- **Your objective**: Gather all lines in the entries that include the word "when".

- **Records for the exercise**:

· · · · · · ·

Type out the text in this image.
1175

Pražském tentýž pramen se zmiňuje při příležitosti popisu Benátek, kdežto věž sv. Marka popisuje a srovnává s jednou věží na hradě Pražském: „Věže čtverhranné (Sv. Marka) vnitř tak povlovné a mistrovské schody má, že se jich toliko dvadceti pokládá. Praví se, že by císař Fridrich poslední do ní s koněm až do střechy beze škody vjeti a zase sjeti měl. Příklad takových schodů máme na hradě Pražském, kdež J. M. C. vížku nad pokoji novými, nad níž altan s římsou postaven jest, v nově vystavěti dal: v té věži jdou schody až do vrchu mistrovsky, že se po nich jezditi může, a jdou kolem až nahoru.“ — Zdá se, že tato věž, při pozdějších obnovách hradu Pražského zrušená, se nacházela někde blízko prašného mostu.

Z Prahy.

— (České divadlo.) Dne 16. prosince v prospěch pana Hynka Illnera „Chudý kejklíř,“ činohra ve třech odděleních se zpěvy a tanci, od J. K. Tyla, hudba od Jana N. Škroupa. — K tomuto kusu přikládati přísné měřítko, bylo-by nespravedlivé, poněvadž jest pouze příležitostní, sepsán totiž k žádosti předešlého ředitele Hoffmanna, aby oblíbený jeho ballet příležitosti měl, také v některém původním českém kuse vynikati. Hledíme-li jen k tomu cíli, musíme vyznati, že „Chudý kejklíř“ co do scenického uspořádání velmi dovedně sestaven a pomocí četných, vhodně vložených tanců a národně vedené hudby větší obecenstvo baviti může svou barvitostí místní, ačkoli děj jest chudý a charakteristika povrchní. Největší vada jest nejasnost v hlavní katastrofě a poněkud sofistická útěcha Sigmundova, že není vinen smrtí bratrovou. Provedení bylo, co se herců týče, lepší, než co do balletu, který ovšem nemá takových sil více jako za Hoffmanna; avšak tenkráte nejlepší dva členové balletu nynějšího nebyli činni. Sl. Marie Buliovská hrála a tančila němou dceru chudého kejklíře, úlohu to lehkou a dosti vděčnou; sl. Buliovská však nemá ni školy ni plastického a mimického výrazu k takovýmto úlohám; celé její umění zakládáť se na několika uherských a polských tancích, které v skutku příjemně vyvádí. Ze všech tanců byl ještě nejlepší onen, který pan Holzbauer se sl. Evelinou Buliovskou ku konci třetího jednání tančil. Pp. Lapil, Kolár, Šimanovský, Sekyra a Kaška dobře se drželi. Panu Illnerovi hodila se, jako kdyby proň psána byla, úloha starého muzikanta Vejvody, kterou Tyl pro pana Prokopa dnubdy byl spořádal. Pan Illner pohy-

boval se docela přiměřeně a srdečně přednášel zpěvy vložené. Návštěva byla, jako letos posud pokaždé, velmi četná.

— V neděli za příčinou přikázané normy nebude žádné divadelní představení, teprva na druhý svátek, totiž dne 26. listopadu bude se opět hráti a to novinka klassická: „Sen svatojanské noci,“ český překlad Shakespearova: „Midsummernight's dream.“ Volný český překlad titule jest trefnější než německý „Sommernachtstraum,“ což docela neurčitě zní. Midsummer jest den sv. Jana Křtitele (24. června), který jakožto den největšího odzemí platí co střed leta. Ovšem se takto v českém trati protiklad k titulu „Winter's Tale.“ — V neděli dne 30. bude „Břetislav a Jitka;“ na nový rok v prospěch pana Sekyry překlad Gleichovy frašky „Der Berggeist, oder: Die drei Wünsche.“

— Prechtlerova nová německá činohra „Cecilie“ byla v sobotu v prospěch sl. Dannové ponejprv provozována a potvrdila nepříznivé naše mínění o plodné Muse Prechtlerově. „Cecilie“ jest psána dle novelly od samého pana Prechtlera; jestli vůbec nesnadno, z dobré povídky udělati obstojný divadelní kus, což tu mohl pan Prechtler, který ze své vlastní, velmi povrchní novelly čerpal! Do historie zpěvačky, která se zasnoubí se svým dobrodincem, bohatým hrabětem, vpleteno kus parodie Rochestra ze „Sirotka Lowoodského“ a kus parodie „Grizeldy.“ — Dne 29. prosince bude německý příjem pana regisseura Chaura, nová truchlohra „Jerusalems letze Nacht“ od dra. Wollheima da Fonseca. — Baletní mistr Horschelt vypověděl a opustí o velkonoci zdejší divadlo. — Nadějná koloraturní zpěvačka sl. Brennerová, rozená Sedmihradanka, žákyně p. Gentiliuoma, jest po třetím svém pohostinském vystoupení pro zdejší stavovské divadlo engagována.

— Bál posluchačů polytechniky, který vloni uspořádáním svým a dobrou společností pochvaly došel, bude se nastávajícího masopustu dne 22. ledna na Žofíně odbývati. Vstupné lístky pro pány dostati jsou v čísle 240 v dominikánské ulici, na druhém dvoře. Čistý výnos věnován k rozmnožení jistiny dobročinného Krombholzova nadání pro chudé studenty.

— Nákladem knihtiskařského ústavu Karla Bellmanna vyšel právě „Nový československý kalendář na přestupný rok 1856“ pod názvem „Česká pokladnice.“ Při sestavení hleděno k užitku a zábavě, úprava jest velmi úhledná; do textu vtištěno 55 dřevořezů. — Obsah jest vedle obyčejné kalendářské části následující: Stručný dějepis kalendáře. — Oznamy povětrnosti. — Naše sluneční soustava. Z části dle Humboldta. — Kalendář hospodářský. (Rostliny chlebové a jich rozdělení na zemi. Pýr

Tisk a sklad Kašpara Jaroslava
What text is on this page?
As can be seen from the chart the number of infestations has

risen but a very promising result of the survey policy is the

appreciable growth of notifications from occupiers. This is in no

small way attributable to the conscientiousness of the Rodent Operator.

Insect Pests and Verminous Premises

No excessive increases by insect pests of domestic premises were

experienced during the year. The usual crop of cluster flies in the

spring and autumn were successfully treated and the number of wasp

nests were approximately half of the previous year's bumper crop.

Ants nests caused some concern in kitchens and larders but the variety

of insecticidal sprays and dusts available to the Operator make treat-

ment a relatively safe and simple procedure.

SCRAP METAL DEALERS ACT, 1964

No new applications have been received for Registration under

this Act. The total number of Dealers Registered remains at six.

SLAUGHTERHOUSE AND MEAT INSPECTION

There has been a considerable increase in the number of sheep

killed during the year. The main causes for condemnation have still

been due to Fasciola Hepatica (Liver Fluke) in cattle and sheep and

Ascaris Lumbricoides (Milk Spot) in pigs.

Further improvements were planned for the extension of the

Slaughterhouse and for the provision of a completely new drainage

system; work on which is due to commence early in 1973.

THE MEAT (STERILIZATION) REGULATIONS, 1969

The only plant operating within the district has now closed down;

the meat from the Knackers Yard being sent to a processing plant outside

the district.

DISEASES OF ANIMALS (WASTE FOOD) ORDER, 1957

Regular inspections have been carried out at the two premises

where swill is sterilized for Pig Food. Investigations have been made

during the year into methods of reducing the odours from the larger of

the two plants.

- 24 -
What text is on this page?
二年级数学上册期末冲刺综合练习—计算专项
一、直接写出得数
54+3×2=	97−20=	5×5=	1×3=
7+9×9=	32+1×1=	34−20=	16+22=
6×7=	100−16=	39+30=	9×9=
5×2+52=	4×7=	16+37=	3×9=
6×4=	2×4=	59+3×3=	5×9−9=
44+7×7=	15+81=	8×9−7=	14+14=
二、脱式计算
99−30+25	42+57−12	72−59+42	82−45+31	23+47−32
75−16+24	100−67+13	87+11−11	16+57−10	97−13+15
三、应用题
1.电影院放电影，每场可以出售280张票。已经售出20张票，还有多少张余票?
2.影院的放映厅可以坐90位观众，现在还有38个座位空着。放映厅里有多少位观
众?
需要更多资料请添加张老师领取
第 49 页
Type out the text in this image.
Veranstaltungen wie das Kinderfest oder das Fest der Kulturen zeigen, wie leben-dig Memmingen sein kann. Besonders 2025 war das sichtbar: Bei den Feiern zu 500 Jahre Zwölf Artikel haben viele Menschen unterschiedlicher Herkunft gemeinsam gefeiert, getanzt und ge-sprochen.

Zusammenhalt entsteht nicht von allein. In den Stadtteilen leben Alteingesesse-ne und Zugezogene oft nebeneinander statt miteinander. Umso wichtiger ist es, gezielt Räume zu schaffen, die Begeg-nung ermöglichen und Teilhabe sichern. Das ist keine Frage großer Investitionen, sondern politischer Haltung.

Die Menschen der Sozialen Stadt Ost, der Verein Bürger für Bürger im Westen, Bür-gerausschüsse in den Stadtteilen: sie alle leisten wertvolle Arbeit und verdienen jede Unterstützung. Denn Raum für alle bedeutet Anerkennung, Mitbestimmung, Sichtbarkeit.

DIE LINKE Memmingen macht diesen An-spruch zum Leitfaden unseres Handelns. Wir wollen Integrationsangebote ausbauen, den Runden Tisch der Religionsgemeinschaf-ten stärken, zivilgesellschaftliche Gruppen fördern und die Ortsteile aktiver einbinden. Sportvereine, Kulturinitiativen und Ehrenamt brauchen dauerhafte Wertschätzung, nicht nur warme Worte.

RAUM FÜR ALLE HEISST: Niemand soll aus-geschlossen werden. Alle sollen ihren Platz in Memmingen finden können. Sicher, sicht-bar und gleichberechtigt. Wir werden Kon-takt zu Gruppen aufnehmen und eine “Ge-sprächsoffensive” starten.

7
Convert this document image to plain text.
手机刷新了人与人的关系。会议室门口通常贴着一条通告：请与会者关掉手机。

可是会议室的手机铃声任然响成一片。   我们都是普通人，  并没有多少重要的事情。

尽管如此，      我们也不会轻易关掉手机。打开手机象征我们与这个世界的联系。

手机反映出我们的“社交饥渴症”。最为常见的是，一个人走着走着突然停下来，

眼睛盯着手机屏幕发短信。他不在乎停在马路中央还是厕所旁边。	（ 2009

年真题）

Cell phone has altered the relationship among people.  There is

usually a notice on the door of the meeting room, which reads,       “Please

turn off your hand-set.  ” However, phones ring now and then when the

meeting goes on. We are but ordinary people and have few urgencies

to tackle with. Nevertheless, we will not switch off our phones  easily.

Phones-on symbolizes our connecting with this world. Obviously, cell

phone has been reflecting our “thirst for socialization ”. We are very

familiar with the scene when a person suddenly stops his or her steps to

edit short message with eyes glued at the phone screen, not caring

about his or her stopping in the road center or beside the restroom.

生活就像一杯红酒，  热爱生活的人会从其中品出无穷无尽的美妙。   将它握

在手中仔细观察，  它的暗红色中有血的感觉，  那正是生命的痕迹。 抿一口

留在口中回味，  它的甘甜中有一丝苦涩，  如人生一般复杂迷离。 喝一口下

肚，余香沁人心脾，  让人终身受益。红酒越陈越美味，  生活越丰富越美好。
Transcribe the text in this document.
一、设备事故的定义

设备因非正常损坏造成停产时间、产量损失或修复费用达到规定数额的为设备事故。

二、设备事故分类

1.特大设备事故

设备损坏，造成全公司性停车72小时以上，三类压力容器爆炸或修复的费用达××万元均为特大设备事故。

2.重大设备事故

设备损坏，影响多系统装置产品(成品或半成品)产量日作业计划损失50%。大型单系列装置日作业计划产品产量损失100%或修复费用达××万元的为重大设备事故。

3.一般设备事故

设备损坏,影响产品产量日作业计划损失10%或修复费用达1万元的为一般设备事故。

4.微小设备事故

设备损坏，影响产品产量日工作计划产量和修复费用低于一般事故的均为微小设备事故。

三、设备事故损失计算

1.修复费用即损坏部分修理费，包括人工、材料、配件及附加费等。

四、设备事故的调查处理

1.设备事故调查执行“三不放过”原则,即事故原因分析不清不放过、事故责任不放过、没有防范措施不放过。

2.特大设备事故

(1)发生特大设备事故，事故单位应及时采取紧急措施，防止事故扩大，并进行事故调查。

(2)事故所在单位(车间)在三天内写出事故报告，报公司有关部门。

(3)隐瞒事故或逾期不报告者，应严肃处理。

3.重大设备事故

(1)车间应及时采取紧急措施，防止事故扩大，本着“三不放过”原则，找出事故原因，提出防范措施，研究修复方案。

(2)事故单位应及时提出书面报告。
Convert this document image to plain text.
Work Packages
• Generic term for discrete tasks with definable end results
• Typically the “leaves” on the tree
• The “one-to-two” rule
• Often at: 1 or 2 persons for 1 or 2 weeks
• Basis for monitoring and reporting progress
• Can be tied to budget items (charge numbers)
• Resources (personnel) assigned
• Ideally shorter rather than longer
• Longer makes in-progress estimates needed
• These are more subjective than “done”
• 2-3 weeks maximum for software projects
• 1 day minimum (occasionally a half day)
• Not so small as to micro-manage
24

· · · · · · ·

- **Task result**:
turn off your hand-set.  ” However, phones ring now and then when the
familiar with the scene when a person suddenly stops his or her steps to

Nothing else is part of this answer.